Direction: Using the data below, gather each line that includes the word "завершения".

(Recorded data)
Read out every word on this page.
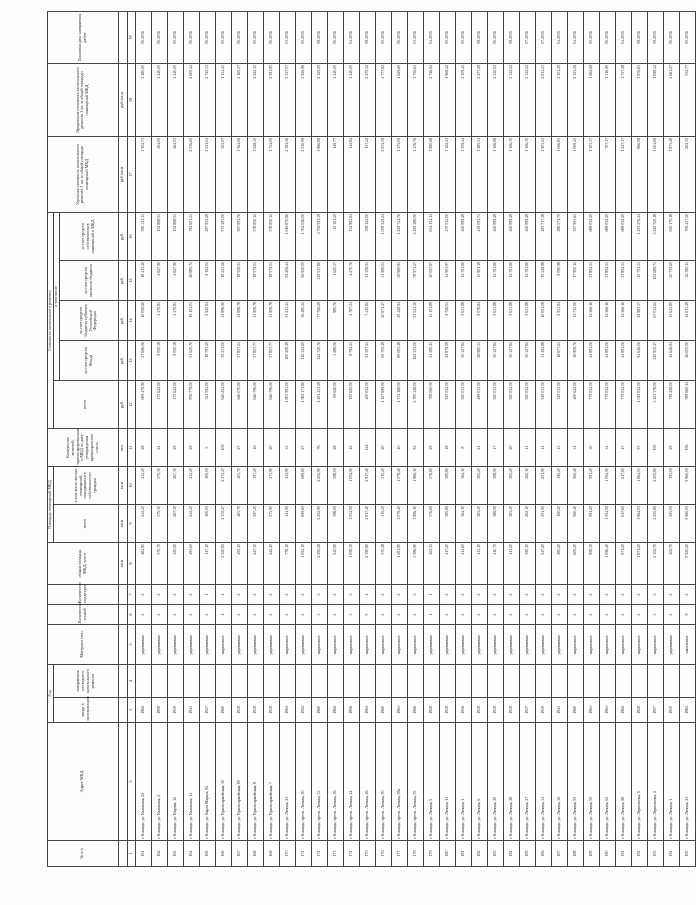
№ п/п	Адрес МКД	Год		Материал стен	Количество этажей	Количество подъездов	общая площадь МКД, всего	Площадь помещений МКД		Количество жителей, зарегистрированных в МКД на дату утверждения краткосрочного плана	Стоимость капитального ремонта					Удельная стоимость капитального ремонта 1 кв. м общей площади помещений МКД	Предельная стоимость капитального ремонта 1 кв. м общей площади помещений МКД	Плановая дата завершения работ
		ввода в эксплуатацию	завершения последнего капитального ремонта					всего	в том числе жилых помещений, находящихся в собственности граждан		всего	в том числе						
												за счет средств Фонда	за счет средств бюджета субъекта Российской Федерации	за счет средств местного бюджета	за счет средств собственников помещений в МКД			
							кв.м	кв.м	кв.м	чел.	руб.	руб.	руб.	руб.	руб.	руб./кв.м	руб./кв.м	
1	2	3	4	5	6	7	8	9	10	11	12	13	14	15	16	17	18	19
161	г. Клинцы, ул. Калинина, 22	1962		деревянные	2	2	484,90	432,20	432,20	28	659 479,90	27 696,06	10 058,60	18 415,40	583 311,13	1 502,73	2 280,00	06.2016
162	г. Клинцы, ул. Калинина, 2	1958		деревянные	2	2	370,70	375,30	375,30	24	175 622,00	9 050,38	3 375,83	4 827,90	152 868,53	454,00	1 440,00	06.2016
163	г. Клинцы, ул. Кирова, 12	1939		деревянные	2	2	325,50	267,30	267,30	25	175 622,00	9 050,38	3 375,83	4 827,90	152 868,53	464,53	1 440,00	05.2016
164	г. Клинцы, ул. Калинина, 14	1941		деревянные	2	2	493,60	432,20	432,20	29	876 779,00	51 625,70	19 154,03	26 885,72	784 601,21	2 036,60	2 600,44	06.2016
165	г. Клинцы, ул. Карла Маркса, 92	1917		деревянные	2	1	117,10	100,00	100,00	5	321 594,00	18 793,25	5 945,94	9 194,02	287 932,49	2 211,04	2 745,31	06.2016
166	г. Клинцы, ул. Красноармейская, 10	1960		кирпичные	4	4	2 520,85	2 172,47	2 172,47	109	626 294,00	35 231,00	11 896,90	18 223,26	573 493,00	302,07	1 134,43	05.2016
167	г. Клинцы, ул. Красноармейская, 85	1938		деревянные	2	2	455,10	403,70	403,70	27	646 070,00	37 857,21	11 898,78	18 558,53	587 893,76	1 564,06	2 165,37	06.2016
168	г. Клинцы, ул. Красноармейская, 8	1938		деревянные	2	2	447,30	397,20	397,20	16	646 796,00	37 857,77	11 908,78	18 579,53	578 850,12	1 628,30	2 622,13	05.2016
169	г. Клинцы, ул. Красноармейская, 7	1938		деревянные	2	2	442,40	373,90	373,90	20	646 796,00	37 857,77	11 908,78	18 579,53	578 850,12	1 734,00	2 591,85	06.2016
170	г. Клинцы, ул. Ленина, 23	1964		кирпичные	2	2	778,10	411,90	411,90	33	1 803 991,00	100 208,49	33 413,41	52 206,44	1 616 870,86	4 384,36	5 337,57	03.2016
171	г. Клинцы, просп. Ленина, 30	1954		деревянные	2	2	1 094,10	699,60	699,60	27	1 982 171,80	116 322,65	36 490,22	56 930,05	1 764 026,00	2 510,99	2 926,96	05.2015
172	г. Клинцы, просп. Ленина, 33	1960		кирпичные	3	3	2 255,28	2 252,90	2 252,90	76	4 204 431,29	244 745,76	77 766,29	119 517,80	3 759 911,39	1 866,88	2 145,00	08.2016
173	г. Клинцы, просп. Ленина, 36	1962		кирпичные	2	2	545,90	398,00	398,00	28	59 620,00	3 288,06	985,76	1 625,37	45 361,20	149,77	1 440,00	06.2016
174	г. Клинцы, просп. Ленина, 44	1956		кирпичные	3	3	1 058,30	1 054,50	1 054,50	42	150 625,00	8 794,23	2 787,24	4 270,76	134 982,64	142,84	1 440,00	04.2016
175	г. Клинцы, просп. Ленина, 46	1964		кирпичные	5	4	2 390,80	2 917,40	2 917,40	124	400 022,00	23 397,41	7 415,82	11 358,51	358 122,00	137,22	2 275,32	08.2016
176	г. Клинцы, просп. Ленина, 50	1960		кирпичные	2	2	370,28	315,20	315,20	20	1 127 699,00	65 705,49	20 871,47	31 980,03	1 009 345,24	2 674,39	4 777,82	05.2016
177	г. Клинцы, просп. Ленина, 58а	1961		кирпичные	2	2	1 281,90	1 079,40	1 079,40	40	1 374 168,00	80 083,48	25 428,94	38 960,83	1 229 744,76	1 273,09	1 629,60	06.2016
178	г. Клинцы, просп. Ленина, 55	1966		кирпичные	2	3	3 586,90	1 886,10	1 886,10	83	2 785 328,00	162 353,00	51 541,30	78 971,27	2 492 388,00	1 476,76	1 756,63	03.2016
179	г. Клинцы, ул. Ленина, 5	1928		деревянные	1	1	402,41	376,60	376,60	25	708 060,00	41 280,43	13 151,89	20 067,87	634 154,14	1 880,68	2 746,94	04.2015
180	г. Клинцы, ул. Ленина, 11	1938		деревянные	2	2	417,20	385,80	385,80	18	525 022,00	29 879,59	9 726,51	14 903,97	470 512,00	1 362,41	1 968,42	05.2016
181	г. Клинцы, ул. Ленина, 1	1936		деревянные	2	2	414,60	364,10	364,10	8	520 033,00	30 327,82	9 633,88	14 761,80	465 899,49	1 359,44	2 309,43	05.2016
182	г. Клинцы, ул. Ленина, 6	1938		деревянные	2	2	411,10	383,20	383,20	21	499 033,00	28 980,33	9 078,84	13 901,19	439 093,73	1 285,31	2 277,28	08.2016
183	г. Клинцы, ул. Ленина, 25	1938		деревянные	2	2	410,70	388,50	388,50	17	520 033,00	30 327,82	9 633,88	14 761,80	465 899,49	1 366,98	2 240,02	06.2016
184	г. Клинцы, ул. Ленина, 28	1938		деревянные	2	2	411,20	383,20	383,20	20	520 022,00	30 327,82	9 633,88	14 761,80	465 899,49	1 366,35	2 342,24	08.2015
185	г. Клинцы, ул. Ленина, 27	1937		деревянные	2	2	390,10	262,10	262,10	11	520 022,00	30 327,82	9 633,88	14 761,80	465 899,49	1 366,35	2 342,24	07.2016
186	г. Клинцы, ул. Ленина, 34	1939		деревянные	2	2	547,20	251,90	251,90	14	549 033,00	31 492,88	10 004,08	15 328,88	483 717,38	1 903,23	2 814,23	07.2015
187	г. Клинцы, ул. Ленина, 36	1941		деревянные	2	2	285,20	190,20	190,20	13	329 033,00	18 677,23	5 933,94	9 090,98	286 571,75	1 066,83	2 301,25	04.2015
188	г. Клинцы, ул. Ленина, 53	1960		кирпичные	2	2	609,20	560,40	560,40	31	400 622,00	36 908,76	11 713,50	17 950,12	357 993,63	1 069,43	2 123,26	04.2016
189	г. Клинцы, ул. Ленина, 55	1961		кирпичные	2	2	958,30	591,20	591,20	30	779 022,00	44 891,06	14 366,16	21 892,33	689 032,45	1 303,37	1 862,69	05.2016
190	г. Клинцы, ул. Ленина, 62	1961		кирпичные	2	2	1 096,40	1 094,50	1 094,50	34	779 022,00	44 891,06	14 366,16	21 892,33	689 032,45	707,17	1 316,90	06.2016
191	г. Клинцы, ул. Ленина, 88	1962		кирпичные	2	2	971,20	617,60	617,60	47	779 022,00	44 891,06	14 366,16	21 892,33	689 032,45	1 247,17	1 737,38	04.2015
192	г. Клинцы, ул. Лермонтова, 5	1928		кирпичные	2	2	1 871,20	1 864,53	1 864,53	57	1 029 022,00	94 646,06	29 983,37	45 791,33	1 453 276,44	866,58	1 876,83	08.2016
193	г. Клинцы, ул. Лермонтова, 4	1957		кирпичные	3	3	2 302,70	2 255,80	2 255,80	155	3 421 378,00	210 935,47	67 032,62	102 689,73	3 240 720,18	1 604,68	1 898,44	09.2015
194	г. Клинцы, ул. Ленина, 1	1930		деревянные	2	2	402,70	393,00	393,00	25	738 228,00	42 646,94	13 643,85	20 759,65	655 175,18	1 873,48	2 661,27	06.2016
195	г. Клинцы, ул. Ленина, 23	1984		панельные	9	2	5 925,20	5 960,00	5 960,00	156	789 660,14	46 000,00	14 613,49	22 390,11	706 437,30	202,35	532,77	05.2016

The answer:
№ п/п	Адрес МКД	Год		Материал стен	Количество этажей	Количество подъездов	общая площадь МКД, всего	Площадь помещений МКД		Количество жителей, зарегистрированных в МКД на дату утверждения краткосрочного плана	Стоимость капитального ремонта					Удельная стоимость капитального ремонта 1 кв. м общей площади помещений МКД	Предельная стоимость капитального ремонта 1 кв. м общей площади помещений МКД	Плановая дата завершения работ
		ввода в эксплуатацию	завершения последнего капитального ремонта					всего	в том числе жилых помещений, находящихся в собственности граждан		всего	в том числе						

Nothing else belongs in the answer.